Extracted records
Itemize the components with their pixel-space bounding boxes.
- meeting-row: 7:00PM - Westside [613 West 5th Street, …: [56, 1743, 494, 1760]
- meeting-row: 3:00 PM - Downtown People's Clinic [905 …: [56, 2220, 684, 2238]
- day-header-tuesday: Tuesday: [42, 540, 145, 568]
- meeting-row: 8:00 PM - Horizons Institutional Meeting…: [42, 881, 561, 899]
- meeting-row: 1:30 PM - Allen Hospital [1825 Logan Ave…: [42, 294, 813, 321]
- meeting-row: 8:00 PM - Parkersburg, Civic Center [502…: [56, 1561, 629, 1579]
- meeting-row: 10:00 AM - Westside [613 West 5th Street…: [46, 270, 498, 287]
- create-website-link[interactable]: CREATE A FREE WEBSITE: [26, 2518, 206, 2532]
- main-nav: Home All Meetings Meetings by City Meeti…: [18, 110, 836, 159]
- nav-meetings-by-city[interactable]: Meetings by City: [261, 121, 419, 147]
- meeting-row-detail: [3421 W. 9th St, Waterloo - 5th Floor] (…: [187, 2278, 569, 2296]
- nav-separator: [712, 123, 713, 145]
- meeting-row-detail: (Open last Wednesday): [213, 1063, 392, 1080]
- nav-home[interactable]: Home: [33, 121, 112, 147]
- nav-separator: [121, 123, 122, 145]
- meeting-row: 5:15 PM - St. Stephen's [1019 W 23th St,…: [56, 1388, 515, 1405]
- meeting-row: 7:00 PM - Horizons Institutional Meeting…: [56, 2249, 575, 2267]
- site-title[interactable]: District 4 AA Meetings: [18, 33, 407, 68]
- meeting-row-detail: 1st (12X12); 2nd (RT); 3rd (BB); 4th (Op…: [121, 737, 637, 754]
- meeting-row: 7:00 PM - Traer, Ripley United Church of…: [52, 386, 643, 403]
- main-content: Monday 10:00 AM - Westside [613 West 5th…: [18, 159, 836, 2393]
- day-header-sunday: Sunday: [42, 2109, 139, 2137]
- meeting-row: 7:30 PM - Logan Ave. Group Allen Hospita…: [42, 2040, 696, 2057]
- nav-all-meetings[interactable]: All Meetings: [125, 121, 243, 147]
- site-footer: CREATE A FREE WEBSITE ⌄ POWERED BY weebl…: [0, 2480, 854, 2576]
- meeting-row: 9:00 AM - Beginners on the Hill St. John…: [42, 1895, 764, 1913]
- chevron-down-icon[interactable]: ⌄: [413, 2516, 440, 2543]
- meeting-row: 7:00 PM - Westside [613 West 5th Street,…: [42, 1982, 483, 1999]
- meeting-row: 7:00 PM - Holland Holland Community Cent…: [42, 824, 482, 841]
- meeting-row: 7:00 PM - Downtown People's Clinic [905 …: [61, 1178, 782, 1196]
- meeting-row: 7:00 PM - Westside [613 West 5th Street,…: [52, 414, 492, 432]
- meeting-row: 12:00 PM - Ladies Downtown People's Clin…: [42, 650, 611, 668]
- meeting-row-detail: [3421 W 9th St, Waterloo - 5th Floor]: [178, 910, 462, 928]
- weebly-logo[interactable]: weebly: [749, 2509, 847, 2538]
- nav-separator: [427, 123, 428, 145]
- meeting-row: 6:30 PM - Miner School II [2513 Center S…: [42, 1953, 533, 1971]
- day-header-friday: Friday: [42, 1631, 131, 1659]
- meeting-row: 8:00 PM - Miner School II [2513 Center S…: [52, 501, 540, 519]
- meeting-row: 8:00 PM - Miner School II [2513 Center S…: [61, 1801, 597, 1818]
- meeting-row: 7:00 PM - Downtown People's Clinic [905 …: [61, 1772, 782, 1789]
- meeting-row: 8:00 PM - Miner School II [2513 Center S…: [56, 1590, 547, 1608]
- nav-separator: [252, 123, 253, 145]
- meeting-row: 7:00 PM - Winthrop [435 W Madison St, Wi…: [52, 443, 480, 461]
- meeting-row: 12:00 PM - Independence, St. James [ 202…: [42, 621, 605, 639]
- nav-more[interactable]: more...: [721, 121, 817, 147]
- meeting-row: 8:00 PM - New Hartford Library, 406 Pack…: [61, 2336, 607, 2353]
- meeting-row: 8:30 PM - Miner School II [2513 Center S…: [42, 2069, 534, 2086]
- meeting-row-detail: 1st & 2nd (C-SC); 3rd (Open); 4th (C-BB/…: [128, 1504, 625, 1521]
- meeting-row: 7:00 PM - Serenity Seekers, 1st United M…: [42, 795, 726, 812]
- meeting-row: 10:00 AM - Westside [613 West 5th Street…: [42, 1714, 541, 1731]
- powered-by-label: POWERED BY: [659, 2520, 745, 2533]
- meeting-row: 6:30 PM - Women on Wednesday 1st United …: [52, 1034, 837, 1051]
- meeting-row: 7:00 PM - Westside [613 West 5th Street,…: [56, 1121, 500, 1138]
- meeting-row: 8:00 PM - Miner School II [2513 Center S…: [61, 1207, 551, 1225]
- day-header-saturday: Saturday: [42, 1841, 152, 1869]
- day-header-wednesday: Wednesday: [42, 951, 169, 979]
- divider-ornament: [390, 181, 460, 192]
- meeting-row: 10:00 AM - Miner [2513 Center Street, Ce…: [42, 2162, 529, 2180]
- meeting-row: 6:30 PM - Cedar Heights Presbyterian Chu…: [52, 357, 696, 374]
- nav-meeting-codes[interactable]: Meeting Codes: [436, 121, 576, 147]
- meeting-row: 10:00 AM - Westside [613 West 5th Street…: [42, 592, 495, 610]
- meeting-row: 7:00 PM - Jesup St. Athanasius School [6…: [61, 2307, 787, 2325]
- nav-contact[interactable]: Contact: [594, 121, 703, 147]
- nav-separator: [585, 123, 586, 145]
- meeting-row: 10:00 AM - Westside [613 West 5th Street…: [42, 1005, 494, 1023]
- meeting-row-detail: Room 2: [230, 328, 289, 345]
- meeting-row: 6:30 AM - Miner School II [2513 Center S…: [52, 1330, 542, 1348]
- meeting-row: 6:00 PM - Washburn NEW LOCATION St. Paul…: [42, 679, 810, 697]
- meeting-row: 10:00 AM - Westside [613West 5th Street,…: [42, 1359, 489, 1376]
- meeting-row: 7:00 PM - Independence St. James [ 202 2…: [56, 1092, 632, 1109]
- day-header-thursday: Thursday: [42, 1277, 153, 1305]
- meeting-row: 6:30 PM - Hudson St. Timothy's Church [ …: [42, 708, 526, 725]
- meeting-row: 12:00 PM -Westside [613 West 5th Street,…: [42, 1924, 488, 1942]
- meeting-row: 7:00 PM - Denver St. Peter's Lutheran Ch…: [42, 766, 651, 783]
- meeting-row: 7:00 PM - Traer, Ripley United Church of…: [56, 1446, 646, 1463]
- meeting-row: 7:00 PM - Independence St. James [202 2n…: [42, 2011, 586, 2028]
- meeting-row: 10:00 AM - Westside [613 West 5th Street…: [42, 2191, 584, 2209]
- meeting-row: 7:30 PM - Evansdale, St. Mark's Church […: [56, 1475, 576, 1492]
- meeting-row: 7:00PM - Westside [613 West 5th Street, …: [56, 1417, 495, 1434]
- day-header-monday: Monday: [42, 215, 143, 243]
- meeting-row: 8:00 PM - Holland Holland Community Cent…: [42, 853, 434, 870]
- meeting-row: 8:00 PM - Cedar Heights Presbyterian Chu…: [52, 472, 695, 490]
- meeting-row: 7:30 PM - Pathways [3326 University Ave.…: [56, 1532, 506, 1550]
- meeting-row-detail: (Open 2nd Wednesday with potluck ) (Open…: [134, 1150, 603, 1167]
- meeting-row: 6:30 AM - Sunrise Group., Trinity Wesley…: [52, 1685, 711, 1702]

Required work
Turn every line of the records above into a numbered list, omitting any blank lines.

Worked answer
1. Itemize the components with their pixel-space bounding boxes.
2. - meeting-row: 7:00PM - Westside [613 West 5th Street, …: [56, 1743, 494, 1760]
3. - meeting-row: 3:00 PM - Downtown People's Clinic [905 …: [56, 2220, 684, 2238]
4. - day-header-tuesday: Tuesday: [42, 540, 145, 568]
5. - meeting-row: 8:00 PM - Horizons Institutional Meeting…: [42, 881, 561, 899]
6. - meeting-row: 1:30 PM - Allen Hospital [1825 Logan Ave…: [42, 294, 813, 321]
7. - meeting-row: 8:00 PM - Parkersburg, Civic Center [502…: [56, 1561, 629, 1579]
8. - meeting-row: 10:00 AM - Westside [613 West 5th Street…: [46, 270, 498, 287]
9. - create-website-link[interactable]: CREATE A FREE WEBSITE: [26, 2518, 206, 2532]
10. - main-nav: Home All Meetings Meetings by City Meeti…: [18, 110, 836, 159]
11. - nav-meetings-by-city[interactable]: Meetings by City: [261, 121, 419, 147]
12. - meeting-row-detail: [3421 W. 9th St, Waterloo - 5th Floor] (…: [187, 2278, 569, 2296]
13. - nav-separator: [712, 123, 713, 145]
14. - meeting-row-detail: (Open last Wednesday): [213, 1063, 392, 1080]
15. - nav-home[interactable]: Home: [33, 121, 112, 147]
16. - nav-separator: [121, 123, 122, 145]
17. - meeting-row: 5:15 PM - St. Stephen's [1019 W 23th St,…: [56, 1388, 515, 1405]
18. - meeting-row: 7:00 PM - Horizons Institutional Meeting…: [56, 2249, 575, 2267]
19. - site-title[interactable]: District 4 AA Meetings: [18, 33, 407, 68]
20. - meeting-row-detail: 1st (12X12); 2nd (RT); 3rd (BB); 4th (Op…: [121, 737, 637, 754]
21. - meeting-row: 7:00 PM - Traer, Ripley United Church of…: [52, 386, 643, 403]
22. - main-content: Monday 10:00 AM - Westside [613 West 5th…: [18, 159, 836, 2393]
23. - day-header-sunday: Sunday: [42, 2109, 139, 2137]
24. - meeting-row: 7:30 PM - Logan Ave. Group Allen Hospita…: [42, 2040, 696, 2057]
25. - nav-all-meetings[interactable]: All Meetings: [125, 121, 243, 147]
26. - site-footer: CREATE A FREE WEBSITE ⌄ POWERED BY weebl…: [0, 2480, 854, 2576]
27. - meeting-row: 9:00 AM - Beginners on the Hill St. John…: [42, 1895, 764, 1913]
28. - chevron-down-icon[interactable]: ⌄: [413, 2516, 440, 2543]
29. - meeting-row: 7:00 PM - Westside [613 West 5th Street,…: [42, 1982, 483, 1999]
30. - meeting-row: 7:00 PM - Holland Holland Community Cent…: [42, 824, 482, 841]
31. - meeting-row: 7:00 PM - Downtown People's Clinic [905 …: [61, 1178, 782, 1196]
32. - meeting-row: 7:00 PM - Westside [613 West 5th Street,…: [52, 414, 492, 432]
33. - meeting-row: 12:00 PM - Ladies Downtown People's Clin…: [42, 650, 611, 668]
34. - meeting-row-detail: [3421 W 9th St, Waterloo - 5th Floor]: [178, 910, 462, 928]
35. - weebly-logo[interactable]: weebly: [749, 2509, 847, 2538]
36. - nav-separator: [427, 123, 428, 145]
37. - meeting-row: 6:30 PM - Miner School II [2513 Center S…: [42, 1953, 533, 1971]
38. - day-header-friday: Friday: [42, 1631, 131, 1659]
39. - meeting-row: 8:00 PM - Miner School II [2513 Center S…: [52, 501, 540, 519]
40. - meeting-row: 8:00 PM - Miner School II [2513 Center S…: [61, 1801, 597, 1818]
41. - meeting-row: 7:00 PM - Downtown People's Clinic [905 …: [61, 1772, 782, 1789]
42. - meeting-row: 8:00 PM - Miner School II [2513 Center S…: [56, 1590, 547, 1608]
43. - nav-separator: [252, 123, 253, 145]
44. - meeting-row: 7:00 PM - Winthrop [435 W Madison St, Wi…: [52, 443, 480, 461]
45. - meeting-row: 12:00 PM - Independence, St. James [ 202…: [42, 621, 605, 639]
46. - nav-more[interactable]: more...: [721, 121, 817, 147]
47. - meeting-row: 8:00 PM - New Hartford Library, 406 Pack…: [61, 2336, 607, 2353]
48. - meeting-row: 8:30 PM - Miner School II [2513 Center S…: [42, 2069, 534, 2086]
49. - meeting-row-detail: 1st & 2nd (C-SC); 3rd (Open); 4th (C-BB/…: [128, 1504, 625, 1521]
50. - meeting-row: 7:00 PM - Serenity Seekers, 1st United M…: [42, 795, 726, 812]
51. - meeting-row: 10:00 AM - Westside [613 West 5th Street…: [42, 1714, 541, 1731]
52. - powered-by-label: POWERED BY: [659, 2520, 745, 2533]
53. - meeting-row: 6:30 PM - Women on Wednesday 1st United …: [52, 1034, 837, 1051]
54. - meeting-row: 7:00 PM - Westside [613 West 5th Street,…: [56, 1121, 500, 1138]
55. - meeting-row: 8:00 PM - Miner School II [2513 Center S…: [61, 1207, 551, 1225]
56. - day-header-saturday: Saturday: [42, 1841, 152, 1869]
57. - day-header-wednesday: Wednesday: [42, 951, 169, 979]
58. - divider-ornament: [390, 181, 460, 192]
59. - meeting-row: 10:00 AM - Miner [2513 Center Street, Ce…: [42, 2162, 529, 2180]
60. - meeting-row: 6:30 PM - Cedar Heights Presbyterian Chu…: [52, 357, 696, 374]
61. - nav-meeting-codes[interactable]: Meeting Codes: [436, 121, 576, 147]
62. - meeting-row: 10:00 AM - Westside [613 West 5th Street…: [42, 592, 495, 610]
63. - meeting-row: 7:00 PM - Jesup St. Athanasius School [6…: [61, 2307, 787, 2325]
64. - nav-contact[interactable]: Contact: [594, 121, 703, 147]
65. - nav-separator: [585, 123, 586, 145]
66. - meeting-row: 10:00 AM - Westside [613 West 5th Street…: [42, 1005, 494, 1023]
67. - meeting-row-detail: Room 2: [230, 328, 289, 345]
68. - meeting-row: 6:30 AM - Miner School II [2513 Center S…: [52, 1330, 542, 1348]
69. - meeting-row: 6:00 PM - Washburn NEW LOCATION St. Paul…: [42, 679, 810, 697]
70. - meeting-row: 10:00 AM - Westside [613West 5th Street,…: [42, 1359, 489, 1376]
71. - meeting-row: 7:00 PM - Independence St. James [ 202 2…: [56, 1092, 632, 1109]
72. - day-header-thursday: Thursday: [42, 1277, 153, 1305]
73. - meeting-row: 6:30 PM - Hudson St. Timothy's Church [ …: [42, 708, 526, 725]
74. - meeting-row: 12:00 PM -Westside [613 West 5th Street,…: [42, 1924, 488, 1942]
75. - meeting-row: 7:00 PM - Denver St. Peter's Lutheran Ch…: [42, 766, 651, 783]
76. - meeting-row: 7:00 PM - Traer, Ripley United Church of…: [56, 1446, 646, 1463]
77. - meeting-row: 7:00 PM - Independence St. James [202 2n…: [42, 2011, 586, 2028]
78. - meeting-row: 10:00 AM - Westside [613 West 5th Street…: [42, 2191, 584, 2209]
79. - meeting-row: 7:30 PM - Evansdale, St. Mark's Church […: [56, 1475, 576, 1492]
80. - meeting-row: 7:00PM - Westside [613 West 5th Street, …: [56, 1417, 495, 1434]
81. - day-header-monday: Monday: [42, 215, 143, 243]
82. - meeting-row: 8:00 PM - Holland Holland Community Cent…: [42, 853, 434, 870]
83. - meeting-row: 8:00 PM - Cedar Heights Presbyterian Chu…: [52, 472, 695, 490]
84. - meeting-row: 7:30 PM - Pathways [3326 University Ave.…: [56, 1532, 506, 1550]
85. - meeting-row-detail: (Open 2nd Wednesday with potluck ) (Open…: [134, 1150, 603, 1167]
86. - meeting-row: 6:30 AM - Sunrise Group., Trinity Wesley…: [52, 1685, 711, 1702]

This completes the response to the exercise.